======== MATERIAL PROVIDED

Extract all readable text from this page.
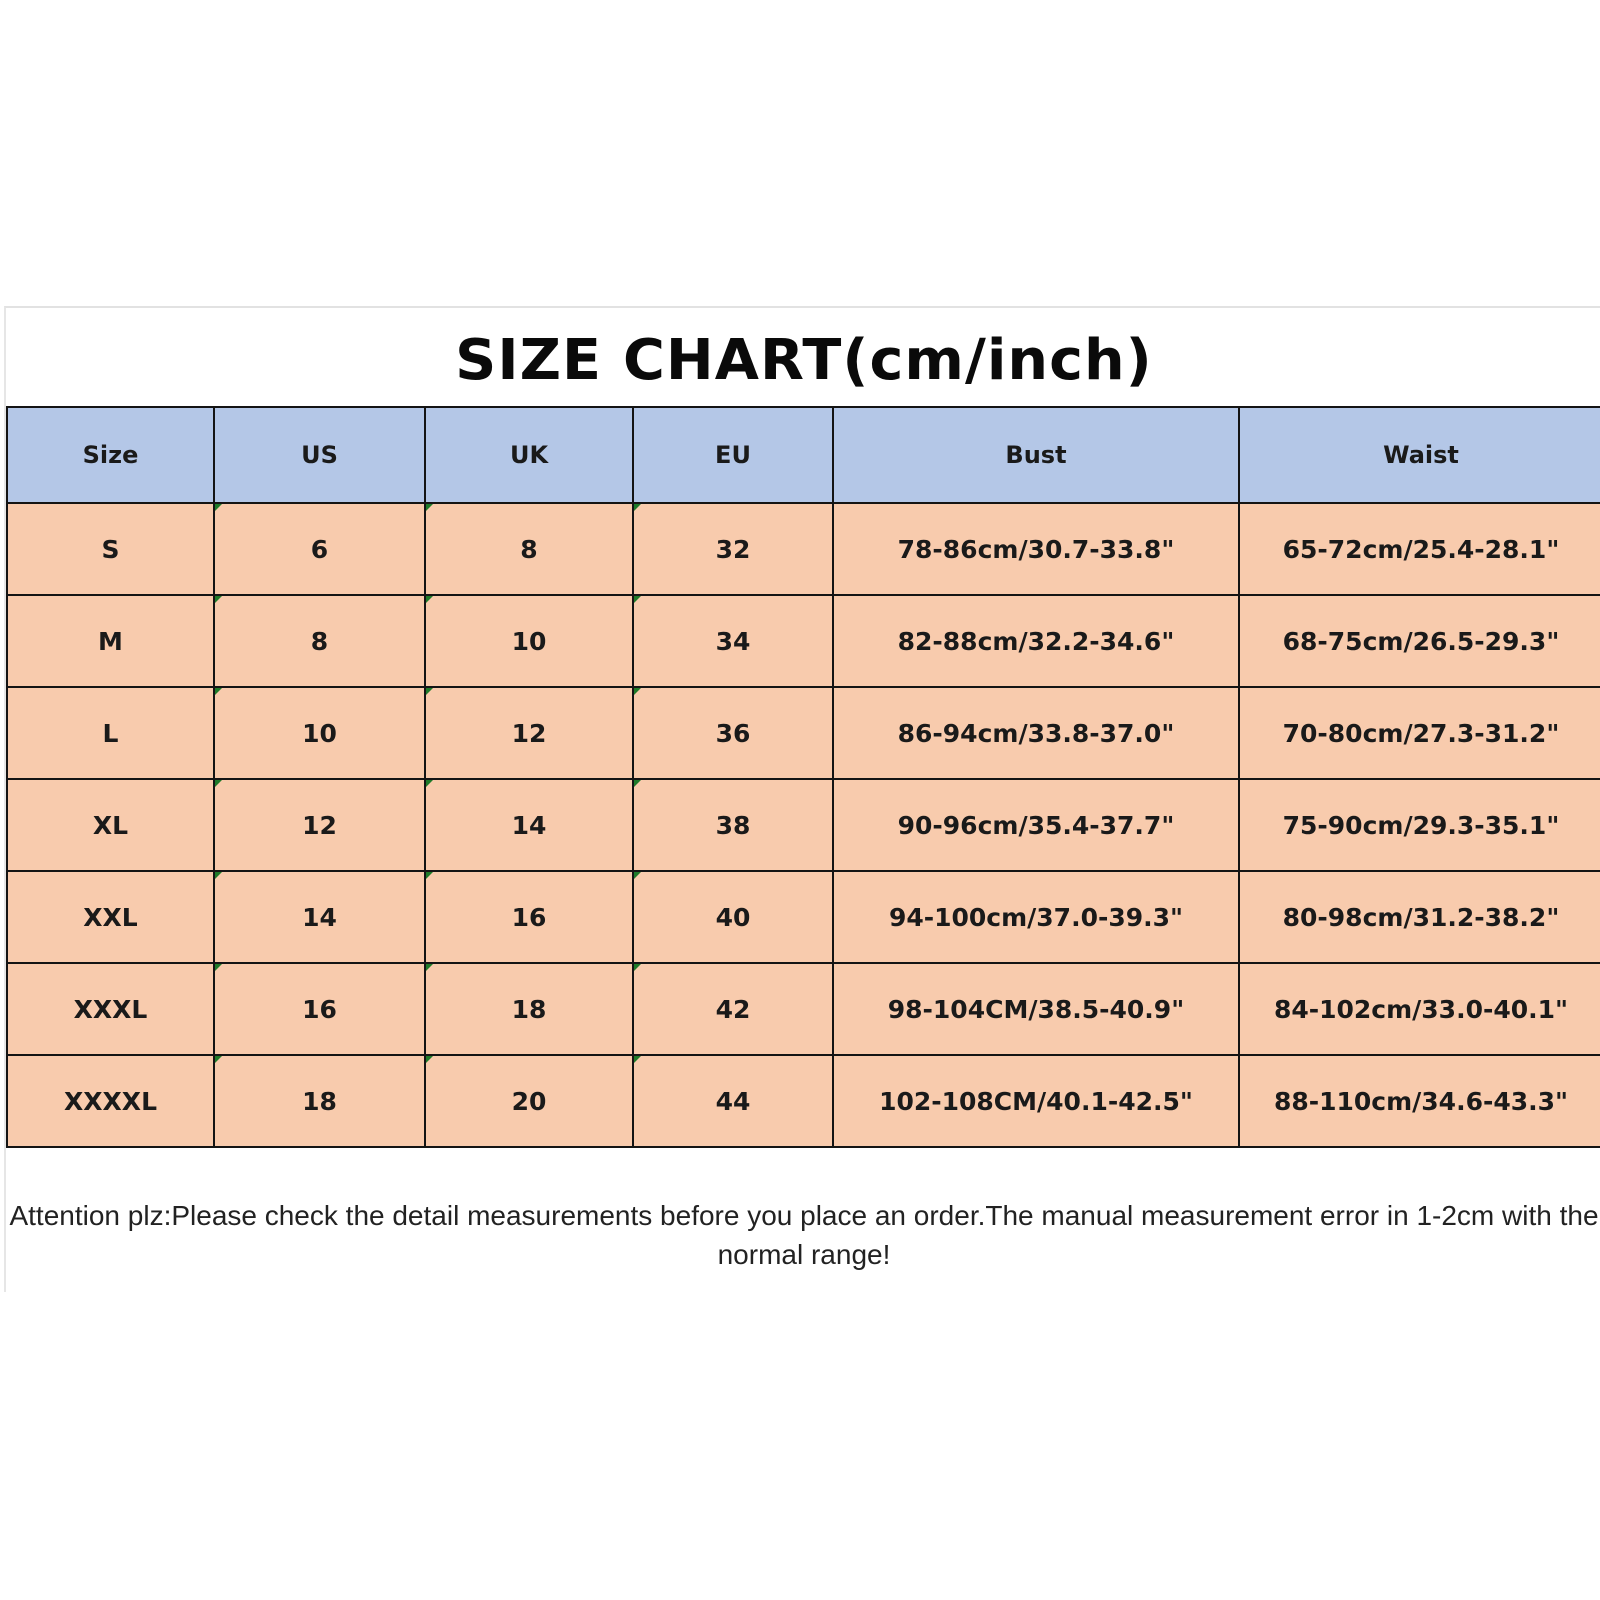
SIZE CHART(cm/inch)
Size	US	UK	EU	Bust	Waist
S	6	8	32	78-86cm/30.7-33.8"	65-72cm/25.4-28.1"
M	8	10	34	82-88cm/32.2-34.6"	68-75cm/26.5-29.3"
L	10	12	36	86-94cm/33.8-37.0"	70-80cm/27.3-31.2"
XL	12	14	38	90-96cm/35.4-37.7"	75-90cm/29.3-35.1"
XXL	14	16	40	94-100cm/37.0-39.3"	80-98cm/31.2-38.2"
XXXL	16	18	42	98-104CM/38.5-40.9"	84-102cm/33.0-40.1"
XXXXL	18	20	44	102-108CM/40.1-42.5"	88-110cm/34.6-43.3"
Attention plz:Please check the detail measurements before you place an order.The manual measurement error in 1-2cm with the normal range!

================

Pictures are excluded; copy all other data exactly as shown.

Extract all readable text from this page.
SIZE CHART(cm/inch)
Size	US	UK	EU	Bust	Waist
S	6	8	32	78-86cm/30.7-33.8"	65-72cm/25.4-28.1"
M	8	10	34	82-88cm/32.2-34.6"	68-75cm/26.5-29.3"
L	10	12	36	86-94cm/33.8-37.0"	70-80cm/27.3-31.2"
XL	12	14	38	90-96cm/35.4-37.7"	75-90cm/29.3-35.1"
XXL	14	16	40	94-100cm/37.0-39.3"	80-98cm/31.2-38.2"
XXXL	16	18	42	98-104CM/38.5-40.9"	84-102cm/33.0-40.1"
XXXXL	18	20	44	102-108CM/40.1-42.5"	88-110cm/34.6-43.3"
Attention plz:Please check the detail measurements before you place an order.The manual measurement error in 1-2cm with the normal range!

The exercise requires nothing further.